Recorded data:
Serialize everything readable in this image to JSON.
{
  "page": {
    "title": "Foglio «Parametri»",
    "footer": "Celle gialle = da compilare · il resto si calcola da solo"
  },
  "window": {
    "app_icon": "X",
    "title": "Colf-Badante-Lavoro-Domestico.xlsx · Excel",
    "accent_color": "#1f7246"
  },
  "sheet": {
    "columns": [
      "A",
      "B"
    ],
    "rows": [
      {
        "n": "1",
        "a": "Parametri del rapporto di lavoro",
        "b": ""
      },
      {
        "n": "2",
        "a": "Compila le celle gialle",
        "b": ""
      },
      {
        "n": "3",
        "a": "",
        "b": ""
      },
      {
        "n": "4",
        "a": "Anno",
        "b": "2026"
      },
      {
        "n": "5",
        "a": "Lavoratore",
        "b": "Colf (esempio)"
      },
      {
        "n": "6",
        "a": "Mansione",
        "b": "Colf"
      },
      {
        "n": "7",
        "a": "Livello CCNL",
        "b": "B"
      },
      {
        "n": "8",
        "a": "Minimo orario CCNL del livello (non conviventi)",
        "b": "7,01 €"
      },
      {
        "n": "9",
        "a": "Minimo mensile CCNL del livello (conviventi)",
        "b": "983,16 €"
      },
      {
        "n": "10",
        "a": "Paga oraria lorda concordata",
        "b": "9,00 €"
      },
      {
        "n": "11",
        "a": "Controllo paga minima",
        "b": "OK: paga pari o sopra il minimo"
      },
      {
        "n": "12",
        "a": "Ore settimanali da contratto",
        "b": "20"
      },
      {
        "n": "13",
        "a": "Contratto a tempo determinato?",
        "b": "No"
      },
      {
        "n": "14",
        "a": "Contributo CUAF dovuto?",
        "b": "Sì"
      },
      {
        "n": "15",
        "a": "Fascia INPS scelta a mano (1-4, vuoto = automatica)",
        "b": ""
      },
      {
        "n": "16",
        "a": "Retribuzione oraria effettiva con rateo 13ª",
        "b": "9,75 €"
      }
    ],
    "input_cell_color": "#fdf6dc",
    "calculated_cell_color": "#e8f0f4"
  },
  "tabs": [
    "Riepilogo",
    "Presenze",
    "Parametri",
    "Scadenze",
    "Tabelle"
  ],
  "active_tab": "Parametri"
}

◆ WHAT IS EXPECTED
Reproduce every line above without error.

◆ ANSWER TO THE TASK
Serialize everything readable in this image to JSON.
{
  "page": {
    "title": "Foglio «Parametri»",
    "footer": "Celle gialle = da compilare · il resto si calcola da solo"
  },
  "window": {
    "app_icon": "X",
    "title": "Colf-Badante-Lavoro-Domestico.xlsx · Excel",
    "accent_color": "#1f7246"
  },
  "sheet": {
    "columns": [
      "A",
      "B"
    ],
    "rows": [
      {
        "n": "1",
        "a": "Parametri del rapporto di lavoro",
        "b": ""
      },
      {
        "n": "2",
        "a": "Compila le celle gialle",
        "b": ""
      },
      {
        "n": "3",
        "a": "",
        "b": ""
      },
      {
        "n": "4",
        "a": "Anno",
        "b": "2026"
      },
      {
        "n": "5",
        "a": "Lavoratore",
        "b": "Colf (esempio)"
      },
      {
        "n": "6",
        "a": "Mansione",
        "b": "Colf"
      },
      {
        "n": "7",
        "a": "Livello CCNL",
        "b": "B"
      },
      {
        "n": "8",
        "a": "Minimo orario CCNL del livello (non conviventi)",
        "b": "7,01 €"
      },
      {
        "n": "9",
        "a": "Minimo mensile CCNL del livello (conviventi)",
        "b": "983,16 €"
      },
      {
        "n": "10",
        "a": "Paga oraria lorda concordata",
        "b": "9,00 €"
      },
      {
        "n": "11",
        "a": "Controllo paga minima",
        "b": "OK: paga pari o sopra il minimo"
      },
      {
        "n": "12",
        "a": "Ore settimanali da contratto",
        "b": "20"
      },
      {
        "n": "13",
        "a": "Contratto a tempo determinato?",
        "b": "No"
      },
      {
        "n": "14",
        "a": "Contributo CUAF dovuto?",
        "b": "Sì"
      },
      {
        "n": "15",
        "a": "Fascia INPS scelta a mano (1-4, vuoto = automatica)",
        "b": ""
      },
      {
        "n": "16",
        "a": "Retribuzione oraria effettiva con rateo 13ª",
        "b": "9,75 €"
      }
    ],
    "input_cell_color": "#fdf6dc",
    "calculated_cell_color": "#e8f0f4"
  },
  "tabs": [
    "Riepilogo",
    "Presenze",
    "Parametri",
    "Scadenze",
    "Tabelle"
  ],
  "active_tab": "Parametri"
}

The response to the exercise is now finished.